## [YOUR OBJECTIVE]
Leave out the pictures; transcribe all else exactly.

··· DATA SECTION

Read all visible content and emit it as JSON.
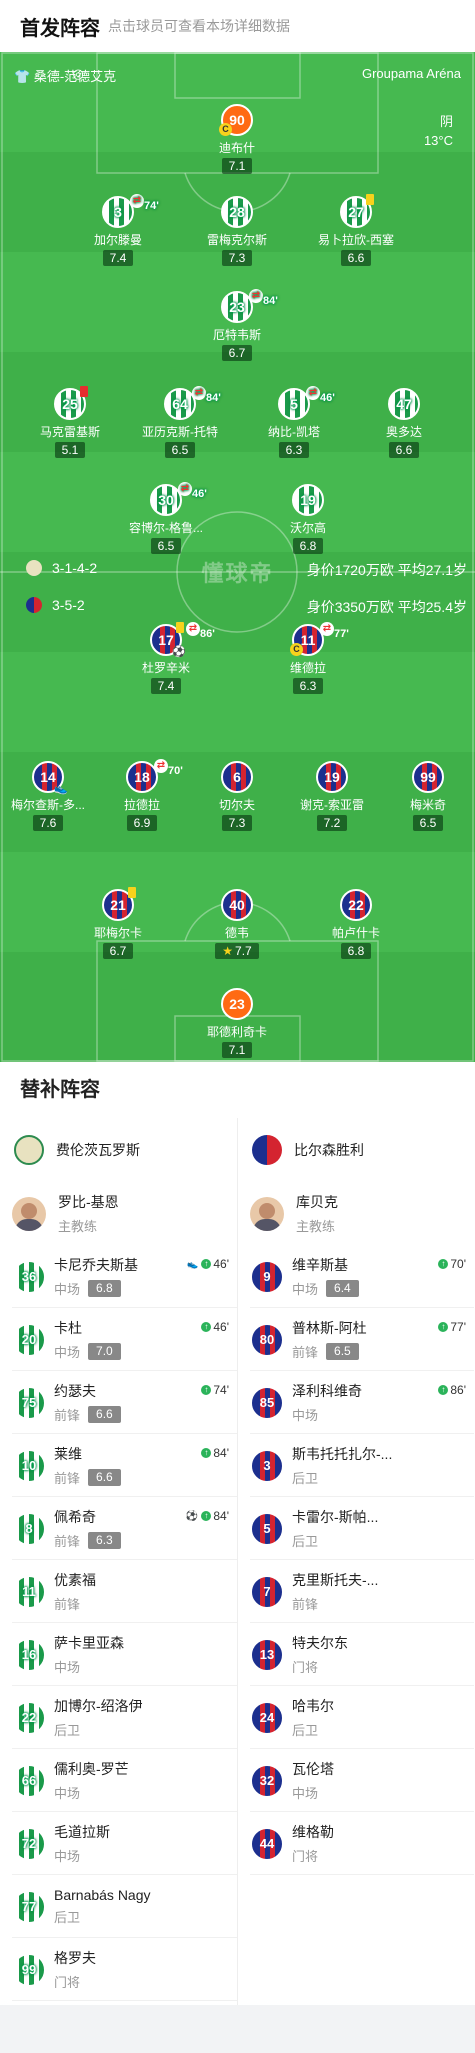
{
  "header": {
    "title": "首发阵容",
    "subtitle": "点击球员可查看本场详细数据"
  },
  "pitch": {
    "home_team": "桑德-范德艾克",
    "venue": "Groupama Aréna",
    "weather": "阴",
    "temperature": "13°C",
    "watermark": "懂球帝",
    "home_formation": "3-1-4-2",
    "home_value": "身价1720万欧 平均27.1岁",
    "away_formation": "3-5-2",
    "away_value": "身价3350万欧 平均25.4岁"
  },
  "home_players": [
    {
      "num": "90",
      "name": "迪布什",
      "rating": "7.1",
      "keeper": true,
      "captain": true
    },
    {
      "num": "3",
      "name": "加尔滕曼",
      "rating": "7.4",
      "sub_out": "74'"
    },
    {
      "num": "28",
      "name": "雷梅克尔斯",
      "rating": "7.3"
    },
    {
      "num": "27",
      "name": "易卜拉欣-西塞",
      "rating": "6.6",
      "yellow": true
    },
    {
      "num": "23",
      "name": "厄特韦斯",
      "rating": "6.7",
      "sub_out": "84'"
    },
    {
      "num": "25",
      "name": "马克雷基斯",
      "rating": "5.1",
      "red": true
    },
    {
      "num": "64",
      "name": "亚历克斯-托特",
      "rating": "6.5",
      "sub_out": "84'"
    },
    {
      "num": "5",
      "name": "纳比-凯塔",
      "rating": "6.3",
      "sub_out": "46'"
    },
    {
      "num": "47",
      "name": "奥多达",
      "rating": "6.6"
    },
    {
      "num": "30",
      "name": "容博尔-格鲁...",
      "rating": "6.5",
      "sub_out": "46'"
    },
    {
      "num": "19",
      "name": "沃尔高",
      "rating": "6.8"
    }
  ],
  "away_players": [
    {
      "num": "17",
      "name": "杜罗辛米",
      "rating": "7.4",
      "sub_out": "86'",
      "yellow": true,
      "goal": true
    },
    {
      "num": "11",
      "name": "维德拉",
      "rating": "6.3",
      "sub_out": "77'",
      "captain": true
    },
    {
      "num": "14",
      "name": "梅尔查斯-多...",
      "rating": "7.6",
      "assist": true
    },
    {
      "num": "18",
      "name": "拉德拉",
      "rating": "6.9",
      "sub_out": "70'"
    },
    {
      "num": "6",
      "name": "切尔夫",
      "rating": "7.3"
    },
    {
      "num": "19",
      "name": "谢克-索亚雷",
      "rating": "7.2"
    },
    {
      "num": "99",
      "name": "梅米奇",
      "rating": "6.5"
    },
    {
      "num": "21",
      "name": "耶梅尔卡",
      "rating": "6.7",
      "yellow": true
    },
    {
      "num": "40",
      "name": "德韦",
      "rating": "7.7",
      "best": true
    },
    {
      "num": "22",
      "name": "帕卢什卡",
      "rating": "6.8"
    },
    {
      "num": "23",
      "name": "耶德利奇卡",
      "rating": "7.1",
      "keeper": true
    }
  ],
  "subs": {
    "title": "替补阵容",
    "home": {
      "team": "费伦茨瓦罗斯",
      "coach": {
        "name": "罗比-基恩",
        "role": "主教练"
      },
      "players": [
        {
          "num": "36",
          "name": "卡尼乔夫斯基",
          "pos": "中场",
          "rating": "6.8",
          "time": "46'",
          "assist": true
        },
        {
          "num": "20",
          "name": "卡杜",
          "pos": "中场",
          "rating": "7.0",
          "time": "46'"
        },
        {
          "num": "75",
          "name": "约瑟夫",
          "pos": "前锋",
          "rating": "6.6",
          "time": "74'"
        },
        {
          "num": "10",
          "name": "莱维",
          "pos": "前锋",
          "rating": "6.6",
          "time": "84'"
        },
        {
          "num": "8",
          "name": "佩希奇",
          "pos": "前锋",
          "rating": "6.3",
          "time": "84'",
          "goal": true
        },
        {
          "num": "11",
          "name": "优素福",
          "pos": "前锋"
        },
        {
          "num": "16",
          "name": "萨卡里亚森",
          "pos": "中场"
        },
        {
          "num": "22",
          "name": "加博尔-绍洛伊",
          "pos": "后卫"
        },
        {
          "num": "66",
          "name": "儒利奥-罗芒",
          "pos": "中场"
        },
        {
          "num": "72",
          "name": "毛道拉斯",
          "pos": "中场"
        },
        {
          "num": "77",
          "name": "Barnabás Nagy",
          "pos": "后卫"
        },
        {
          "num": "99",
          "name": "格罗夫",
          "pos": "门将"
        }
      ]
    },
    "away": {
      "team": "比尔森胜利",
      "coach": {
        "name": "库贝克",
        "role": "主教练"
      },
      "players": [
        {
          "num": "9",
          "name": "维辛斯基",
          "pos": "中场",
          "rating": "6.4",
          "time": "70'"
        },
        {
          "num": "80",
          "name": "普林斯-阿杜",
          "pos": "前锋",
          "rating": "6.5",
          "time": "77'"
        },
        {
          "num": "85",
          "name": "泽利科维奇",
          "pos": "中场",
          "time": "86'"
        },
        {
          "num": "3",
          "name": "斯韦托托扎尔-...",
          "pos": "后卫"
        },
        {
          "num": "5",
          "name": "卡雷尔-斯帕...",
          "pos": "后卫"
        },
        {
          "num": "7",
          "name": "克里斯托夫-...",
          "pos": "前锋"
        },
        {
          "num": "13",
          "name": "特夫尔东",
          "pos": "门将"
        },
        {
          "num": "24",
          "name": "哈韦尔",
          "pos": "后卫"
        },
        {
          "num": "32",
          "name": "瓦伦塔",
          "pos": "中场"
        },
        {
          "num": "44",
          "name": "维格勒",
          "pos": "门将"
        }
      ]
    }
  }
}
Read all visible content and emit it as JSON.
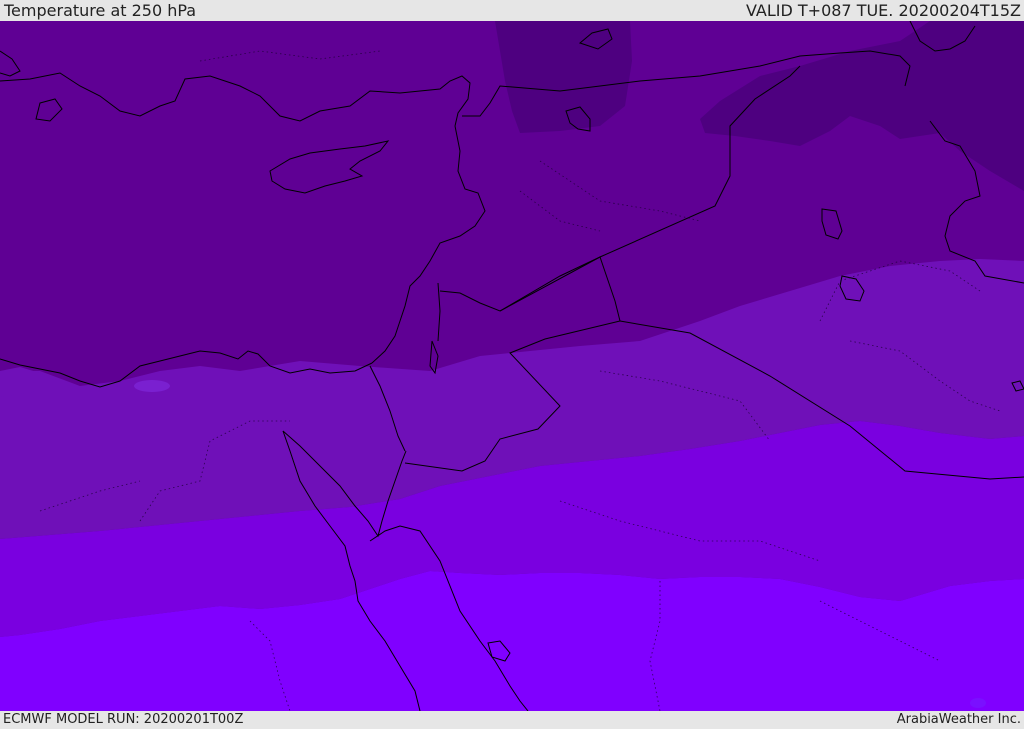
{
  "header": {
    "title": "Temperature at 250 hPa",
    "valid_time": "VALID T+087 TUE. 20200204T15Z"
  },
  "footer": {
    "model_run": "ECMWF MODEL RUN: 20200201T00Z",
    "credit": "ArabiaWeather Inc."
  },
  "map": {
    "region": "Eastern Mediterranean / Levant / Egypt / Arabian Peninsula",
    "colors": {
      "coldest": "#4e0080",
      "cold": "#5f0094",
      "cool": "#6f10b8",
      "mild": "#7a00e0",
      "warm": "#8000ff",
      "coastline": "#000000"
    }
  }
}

······

## [ANSWER]
Read all visible content and emit it as JSON.
{
  "header": {
    "title": "首发阵容",
    "subtitle": "点击球员可查看本场详细数据"
  },
  "pitch": {
    "home_team": "桑德-范德艾克",
    "venue": "Groupama Aréna",
    "weather": "阴",
    "temperature": "13°C",
    "watermark": "懂球帝",
    "home_formation": "3-1-4-2",
    "home_value": "身价1720万欧 平均27.1岁",
    "away_formation": "3-5-2",
    "away_value": "身价3350万欧 平均25.4岁"
  },
  "home_players": [
    {
      "num": "90",
      "name": "迪布什",
      "rating": "7.1",
      "keeper": true,
      "captain": true
    },
    {
      "num": "3",
      "name": "加尔滕曼",
      "rating": "7.4",
      "sub_out": "74'"
    },
    {
      "num": "28",
      "name": "雷梅克尔斯",
      "rating": "7.3"
    },
    {
      "num": "27",
      "name": "易卜拉欣-西塞",
      "rating": "6.6",
      "yellow": true
    },
    {
      "num": "23",
      "name": "厄特韦斯",
      "rating": "6.7",
      "sub_out": "84'"
    },
    {
      "num": "25",
      "name": "马克雷基斯",
      "rating": "5.1",
      "red": true
    },
    {
      "num": "64",
      "name": "亚历克斯-托特",
      "rating": "6.5",
      "sub_out": "84'"
    },
    {
      "num": "5",
      "name": "纳比-凯塔",
      "rating": "6.3",
      "sub_out": "46'"
    },
    {
      "num": "47",
      "name": "奥多达",
      "rating": "6.6"
    },
    {
      "num": "30",
      "name": "容博尔-格鲁...",
      "rating": "6.5",
      "sub_out": "46'"
    },
    {
      "num": "19",
      "name": "沃尔高",
      "rating": "6.8"
    }
  ],
  "away_players": [
    {
      "num": "17",
      "name": "杜罗辛米",
      "rating": "7.4",
      "sub_out": "86'",
      "yellow": true,
      "goal": true
    },
    {
      "num": "11",
      "name": "维德拉",
      "rating": "6.3",
      "sub_out": "77'",
      "captain": true
    },
    {
      "num": "14",
      "name": "梅尔查斯-多...",
      "rating": "7.6",
      "assist": true
    },
    {
      "num": "18",
      "name": "拉德拉",
      "rating": "6.9",
      "sub_out": "70'"
    },
    {
      "num": "6",
      "name": "切尔夫",
      "rating": "7.3"
    },
    {
      "num": "19",
      "name": "谢克-索亚雷",
      "rating": "7.2"
    },
    {
      "num": "99",
      "name": "梅米奇",
      "rating": "6.5"
    },
    {
      "num": "21",
      "name": "耶梅尔卡",
      "rating": "6.7",
      "yellow": true
    },
    {
      "num": "40",
      "name": "德韦",
      "rating": "7.7",
      "best": true
    },
    {
      "num": "22",
      "name": "帕卢什卡",
      "rating": "6.8"
    },
    {
      "num": "23",
      "name": "耶德利奇卡",
      "rating": "7.1",
      "keeper": true
    }
  ],
  "subs": {
    "title": "替补阵容",
    "home": {
      "team": "费伦茨瓦罗斯",
      "coach": {
        "name": "罗比-基恩",
        "role": "主教练"
      },
      "players": [
        {
          "num": "36",
          "name": "卡尼乔夫斯基",
          "pos": "中场",
          "rating": "6.8",
          "time": "46'",
          "assist": true
        },
        {
          "num": "20",
          "name": "卡杜",
          "pos": "中场",
          "rating": "7.0",
          "time": "46'"
        },
        {
          "num": "75",
          "name": "约瑟夫",
          "pos": "前锋",
          "rating": "6.6",
          "time": "74'"
        },
        {
          "num": "10",
          "name": "莱维",
          "pos": "前锋",
          "rating": "6.6",
          "time": "84'"
        },
        {
          "num": "8",
          "name": "佩希奇",
          "pos": "前锋",
          "rating": "6.3",
          "time": "84'",
          "goal": true
        },
        {
          "num": "11",
          "name": "优素福",
          "pos": "前锋"
        },
        {
          "num": "16",
          "name": "萨卡里亚森",
          "pos": "中场"
        },
        {
          "num": "22",
          "name": "加博尔-绍洛伊",
          "pos": "后卫"
        },
        {
          "num": "66",
          "name": "儒利奥-罗芒",
          "pos": "中场"
        },
        {
          "num": "72",
          "name": "毛道拉斯",
          "pos": "中场"
        },
        {
          "num": "77",
          "name": "Barnabás Nagy",
          "pos": "后卫"
        },
        {
          "num": "99",
          "name": "格罗夫",
          "pos": "门将"
        }
      ]
    },
    "away": {
      "team": "比尔森胜利",
      "coach": {
        "name": "库贝克",
        "role": "主教练"
      },
      "players": [
        {
          "num": "9",
          "name": "维辛斯基",
          "pos": "中场",
          "rating": "6.4",
          "time": "70'"
        },
        {
          "num": "80",
          "name": "普林斯-阿杜",
          "pos": "前锋",
          "rating": "6.5",
          "time": "77'"
        },
        {
          "num": "85",
          "name": "泽利科维奇",
          "pos": "中场",
          "time": "86'"
        },
        {
          "num": "3",
          "name": "斯韦托托扎尔-...",
          "pos": "后卫"
        },
        {
          "num": "5",
          "name": "卡雷尔-斯帕...",
          "pos": "后卫"
        },
        {
          "num": "7",
          "name": "克里斯托夫-...",
          "pos": "前锋"
        },
        {
          "num": "13",
          "name": "特夫尔东",
          "pos": "门将"
        },
        {
          "num": "24",
          "name": "哈韦尔",
          "pos": "后卫"
        },
        {
          "num": "32",
          "name": "瓦伦塔",
          "pos": "中场"
        },
        {
          "num": "44",
          "name": "维格勒",
          "pos": "门将"
        }
      ]
    }
  }
}
Read all visible content and emit it as JSON.
{
  "header": {
    "title": "Temperature at 250 hPa",
    "valid_time": "VALID T+087 TUE. 20200204T15Z"
  },
  "footer": {
    "model_run": "ECMWF MODEL RUN: 20200201T00Z",
    "credit": "ArabiaWeather Inc."
  },
  "map": {
    "region": "Eastern Mediterranean / Levant / Egypt / Arabian Peninsula",
    "colors": {
      "coldest": "#4e0080",
      "cold": "#5f0094",
      "cool": "#6f10b8",
      "mild": "#7a00e0",
      "warm": "#8000ff",
      "coastline": "#000000"
    }
  }
}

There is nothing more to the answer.